> Exercise
How many lines of the records hold the string "size"? Reply with the number alone.
Start of Data shown
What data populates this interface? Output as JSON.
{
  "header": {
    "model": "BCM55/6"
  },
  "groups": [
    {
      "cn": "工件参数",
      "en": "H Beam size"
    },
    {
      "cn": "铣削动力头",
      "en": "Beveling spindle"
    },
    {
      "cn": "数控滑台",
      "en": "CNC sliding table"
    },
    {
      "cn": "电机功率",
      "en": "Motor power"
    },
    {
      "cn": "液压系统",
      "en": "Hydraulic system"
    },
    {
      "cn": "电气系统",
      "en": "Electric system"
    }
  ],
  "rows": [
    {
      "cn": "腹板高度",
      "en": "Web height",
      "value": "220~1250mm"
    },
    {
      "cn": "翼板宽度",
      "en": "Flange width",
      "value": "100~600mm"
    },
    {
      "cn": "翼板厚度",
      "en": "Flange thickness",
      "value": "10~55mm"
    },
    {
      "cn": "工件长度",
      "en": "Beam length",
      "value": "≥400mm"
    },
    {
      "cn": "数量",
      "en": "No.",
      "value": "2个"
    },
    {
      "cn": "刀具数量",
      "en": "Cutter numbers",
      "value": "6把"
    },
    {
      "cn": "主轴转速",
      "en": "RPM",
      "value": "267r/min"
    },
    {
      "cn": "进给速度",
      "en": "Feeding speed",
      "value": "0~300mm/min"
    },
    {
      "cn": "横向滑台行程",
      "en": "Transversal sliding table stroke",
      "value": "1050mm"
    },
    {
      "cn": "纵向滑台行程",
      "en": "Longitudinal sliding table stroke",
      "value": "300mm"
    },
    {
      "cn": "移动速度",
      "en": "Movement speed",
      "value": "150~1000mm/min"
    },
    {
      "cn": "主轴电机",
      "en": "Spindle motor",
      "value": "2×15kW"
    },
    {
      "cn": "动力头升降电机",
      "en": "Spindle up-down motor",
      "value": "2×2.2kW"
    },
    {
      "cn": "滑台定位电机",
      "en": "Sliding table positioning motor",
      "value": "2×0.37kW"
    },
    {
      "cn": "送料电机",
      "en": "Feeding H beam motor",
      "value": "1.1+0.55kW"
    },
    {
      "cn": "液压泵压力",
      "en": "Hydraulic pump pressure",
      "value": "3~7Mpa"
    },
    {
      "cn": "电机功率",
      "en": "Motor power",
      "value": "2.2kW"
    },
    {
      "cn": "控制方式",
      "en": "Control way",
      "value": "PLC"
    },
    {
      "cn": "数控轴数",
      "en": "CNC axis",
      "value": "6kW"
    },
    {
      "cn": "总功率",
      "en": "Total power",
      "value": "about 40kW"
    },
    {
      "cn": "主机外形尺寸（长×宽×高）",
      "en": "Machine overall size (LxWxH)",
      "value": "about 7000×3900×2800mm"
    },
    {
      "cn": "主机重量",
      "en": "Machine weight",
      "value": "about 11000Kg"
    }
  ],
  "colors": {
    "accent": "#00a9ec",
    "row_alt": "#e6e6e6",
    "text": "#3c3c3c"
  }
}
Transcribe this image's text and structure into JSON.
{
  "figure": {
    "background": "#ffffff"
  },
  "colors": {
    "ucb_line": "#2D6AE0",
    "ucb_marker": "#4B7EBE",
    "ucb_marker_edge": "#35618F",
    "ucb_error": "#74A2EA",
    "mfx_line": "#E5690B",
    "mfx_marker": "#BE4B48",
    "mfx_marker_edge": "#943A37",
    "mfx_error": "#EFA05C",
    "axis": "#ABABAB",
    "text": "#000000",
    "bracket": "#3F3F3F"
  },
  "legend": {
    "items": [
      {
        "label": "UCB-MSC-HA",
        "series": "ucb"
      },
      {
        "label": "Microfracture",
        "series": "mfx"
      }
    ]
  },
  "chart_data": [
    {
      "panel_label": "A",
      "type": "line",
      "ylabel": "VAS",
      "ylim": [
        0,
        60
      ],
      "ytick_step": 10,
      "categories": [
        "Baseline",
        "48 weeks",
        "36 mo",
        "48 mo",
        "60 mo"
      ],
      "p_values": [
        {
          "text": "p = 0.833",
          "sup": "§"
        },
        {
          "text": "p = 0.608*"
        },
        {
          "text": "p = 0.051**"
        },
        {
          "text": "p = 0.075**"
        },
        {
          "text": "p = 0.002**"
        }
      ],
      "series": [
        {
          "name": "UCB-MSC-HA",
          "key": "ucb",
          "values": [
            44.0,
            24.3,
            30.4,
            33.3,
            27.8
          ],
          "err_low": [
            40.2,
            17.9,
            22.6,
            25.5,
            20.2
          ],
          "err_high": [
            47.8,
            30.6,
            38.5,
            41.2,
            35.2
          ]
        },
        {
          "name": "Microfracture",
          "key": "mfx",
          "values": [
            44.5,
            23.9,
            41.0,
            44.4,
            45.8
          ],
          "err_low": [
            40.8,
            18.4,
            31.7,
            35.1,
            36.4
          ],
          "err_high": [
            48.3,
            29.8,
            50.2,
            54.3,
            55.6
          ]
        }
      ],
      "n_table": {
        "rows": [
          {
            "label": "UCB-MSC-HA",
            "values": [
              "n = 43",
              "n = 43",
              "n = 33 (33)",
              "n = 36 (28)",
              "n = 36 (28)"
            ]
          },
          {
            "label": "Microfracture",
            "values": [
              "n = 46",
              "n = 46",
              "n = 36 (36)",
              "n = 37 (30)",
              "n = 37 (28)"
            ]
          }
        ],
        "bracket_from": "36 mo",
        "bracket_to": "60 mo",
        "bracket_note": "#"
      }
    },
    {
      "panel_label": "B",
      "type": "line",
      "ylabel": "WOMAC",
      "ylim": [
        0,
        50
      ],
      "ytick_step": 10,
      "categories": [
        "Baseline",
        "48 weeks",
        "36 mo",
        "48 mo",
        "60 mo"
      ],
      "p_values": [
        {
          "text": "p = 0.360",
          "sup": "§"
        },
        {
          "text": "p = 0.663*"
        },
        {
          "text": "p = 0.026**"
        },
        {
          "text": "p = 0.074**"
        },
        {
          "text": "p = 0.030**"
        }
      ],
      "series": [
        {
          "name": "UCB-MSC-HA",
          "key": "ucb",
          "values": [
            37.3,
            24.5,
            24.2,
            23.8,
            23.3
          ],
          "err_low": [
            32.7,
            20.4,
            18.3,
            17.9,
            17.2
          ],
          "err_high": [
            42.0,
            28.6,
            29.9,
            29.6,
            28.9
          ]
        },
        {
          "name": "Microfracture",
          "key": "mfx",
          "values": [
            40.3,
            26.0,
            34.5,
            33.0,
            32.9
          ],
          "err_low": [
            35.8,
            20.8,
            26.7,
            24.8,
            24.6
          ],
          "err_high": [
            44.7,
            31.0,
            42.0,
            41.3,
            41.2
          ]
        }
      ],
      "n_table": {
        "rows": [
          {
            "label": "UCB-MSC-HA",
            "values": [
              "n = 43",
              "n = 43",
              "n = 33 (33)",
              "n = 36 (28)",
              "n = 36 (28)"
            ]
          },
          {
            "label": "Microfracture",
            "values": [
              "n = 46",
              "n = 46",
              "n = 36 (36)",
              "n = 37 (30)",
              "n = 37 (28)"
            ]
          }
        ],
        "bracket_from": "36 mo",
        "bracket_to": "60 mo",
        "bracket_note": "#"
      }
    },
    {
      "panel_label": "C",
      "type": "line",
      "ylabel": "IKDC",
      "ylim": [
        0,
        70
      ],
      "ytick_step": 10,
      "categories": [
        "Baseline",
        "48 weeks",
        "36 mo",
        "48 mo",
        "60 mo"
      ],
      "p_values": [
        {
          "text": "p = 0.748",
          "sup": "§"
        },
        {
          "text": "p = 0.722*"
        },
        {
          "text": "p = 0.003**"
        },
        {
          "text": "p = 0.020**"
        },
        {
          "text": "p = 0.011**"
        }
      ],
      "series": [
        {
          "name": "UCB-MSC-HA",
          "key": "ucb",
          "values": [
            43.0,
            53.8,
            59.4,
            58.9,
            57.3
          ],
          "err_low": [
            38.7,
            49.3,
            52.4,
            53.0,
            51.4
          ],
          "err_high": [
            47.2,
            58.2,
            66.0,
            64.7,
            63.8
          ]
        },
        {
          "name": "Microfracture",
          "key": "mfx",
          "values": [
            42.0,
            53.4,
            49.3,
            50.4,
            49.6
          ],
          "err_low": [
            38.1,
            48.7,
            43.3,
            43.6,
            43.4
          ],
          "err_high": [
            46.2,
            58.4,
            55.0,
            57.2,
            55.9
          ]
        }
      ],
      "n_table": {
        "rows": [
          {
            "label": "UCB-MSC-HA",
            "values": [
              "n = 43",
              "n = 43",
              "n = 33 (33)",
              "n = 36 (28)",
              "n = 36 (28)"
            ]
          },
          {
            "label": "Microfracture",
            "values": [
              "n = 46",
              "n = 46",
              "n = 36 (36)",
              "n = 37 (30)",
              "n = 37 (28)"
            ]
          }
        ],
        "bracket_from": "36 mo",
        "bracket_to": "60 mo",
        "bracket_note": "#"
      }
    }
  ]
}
End of Data shown
> Finished task
2